_Work to be completed_: Find the string "title" in the data, then copy every line where it is found.

_Provided data_:
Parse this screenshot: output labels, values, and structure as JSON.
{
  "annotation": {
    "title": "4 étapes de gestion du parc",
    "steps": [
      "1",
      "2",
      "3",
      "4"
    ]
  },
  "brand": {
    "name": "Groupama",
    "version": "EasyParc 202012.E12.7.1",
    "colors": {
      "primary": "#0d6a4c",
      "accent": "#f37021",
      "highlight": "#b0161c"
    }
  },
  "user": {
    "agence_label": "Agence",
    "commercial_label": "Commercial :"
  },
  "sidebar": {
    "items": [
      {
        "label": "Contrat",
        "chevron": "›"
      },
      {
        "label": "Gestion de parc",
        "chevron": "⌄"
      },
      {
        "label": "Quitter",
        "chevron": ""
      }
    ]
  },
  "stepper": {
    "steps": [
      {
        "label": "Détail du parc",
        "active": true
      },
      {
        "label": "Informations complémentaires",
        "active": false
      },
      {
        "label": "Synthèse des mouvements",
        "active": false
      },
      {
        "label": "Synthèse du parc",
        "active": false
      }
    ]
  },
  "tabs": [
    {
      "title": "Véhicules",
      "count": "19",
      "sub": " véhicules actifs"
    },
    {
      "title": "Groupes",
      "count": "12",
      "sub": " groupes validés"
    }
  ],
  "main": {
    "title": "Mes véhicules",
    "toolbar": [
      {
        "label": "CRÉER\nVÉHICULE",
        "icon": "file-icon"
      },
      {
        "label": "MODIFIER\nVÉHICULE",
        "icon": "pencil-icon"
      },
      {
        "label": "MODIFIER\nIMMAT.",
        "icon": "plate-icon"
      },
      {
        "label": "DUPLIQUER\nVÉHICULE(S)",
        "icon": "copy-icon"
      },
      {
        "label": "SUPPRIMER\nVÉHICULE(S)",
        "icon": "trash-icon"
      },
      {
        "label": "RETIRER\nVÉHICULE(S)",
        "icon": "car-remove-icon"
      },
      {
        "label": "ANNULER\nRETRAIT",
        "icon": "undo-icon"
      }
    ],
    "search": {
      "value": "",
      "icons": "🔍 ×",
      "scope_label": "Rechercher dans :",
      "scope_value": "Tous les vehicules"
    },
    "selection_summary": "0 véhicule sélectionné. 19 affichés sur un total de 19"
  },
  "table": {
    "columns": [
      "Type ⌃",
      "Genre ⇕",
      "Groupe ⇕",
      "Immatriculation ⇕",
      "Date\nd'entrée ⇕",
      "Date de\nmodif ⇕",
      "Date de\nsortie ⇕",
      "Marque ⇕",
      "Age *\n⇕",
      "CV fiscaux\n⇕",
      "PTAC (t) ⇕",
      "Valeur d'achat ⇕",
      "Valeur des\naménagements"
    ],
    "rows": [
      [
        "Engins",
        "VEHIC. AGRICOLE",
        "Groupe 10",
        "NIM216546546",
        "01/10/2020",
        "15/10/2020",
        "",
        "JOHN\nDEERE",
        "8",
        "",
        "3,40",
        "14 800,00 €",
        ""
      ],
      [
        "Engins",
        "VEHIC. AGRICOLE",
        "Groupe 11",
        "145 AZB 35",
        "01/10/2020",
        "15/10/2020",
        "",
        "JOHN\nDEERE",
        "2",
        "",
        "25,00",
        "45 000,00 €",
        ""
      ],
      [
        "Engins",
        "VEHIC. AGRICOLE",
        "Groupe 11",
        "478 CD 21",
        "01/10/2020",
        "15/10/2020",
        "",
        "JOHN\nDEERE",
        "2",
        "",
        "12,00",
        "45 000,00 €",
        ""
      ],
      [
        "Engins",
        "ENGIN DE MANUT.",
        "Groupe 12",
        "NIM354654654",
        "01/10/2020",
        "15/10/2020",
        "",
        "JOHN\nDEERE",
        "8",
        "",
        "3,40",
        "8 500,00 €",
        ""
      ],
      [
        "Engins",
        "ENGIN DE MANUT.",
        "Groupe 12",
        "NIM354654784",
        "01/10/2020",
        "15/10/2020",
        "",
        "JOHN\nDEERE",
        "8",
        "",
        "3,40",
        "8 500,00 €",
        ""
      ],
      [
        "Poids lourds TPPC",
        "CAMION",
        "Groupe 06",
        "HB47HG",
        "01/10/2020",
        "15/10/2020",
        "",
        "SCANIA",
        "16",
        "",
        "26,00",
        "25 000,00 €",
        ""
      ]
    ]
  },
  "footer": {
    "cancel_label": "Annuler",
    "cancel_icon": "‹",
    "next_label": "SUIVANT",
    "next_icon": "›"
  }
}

_Result_:
    "title": "4 étapes de gestion du parc",
      "title": "Véhicules",
      "title": "Groupes",
    "title": "Mes véhicules",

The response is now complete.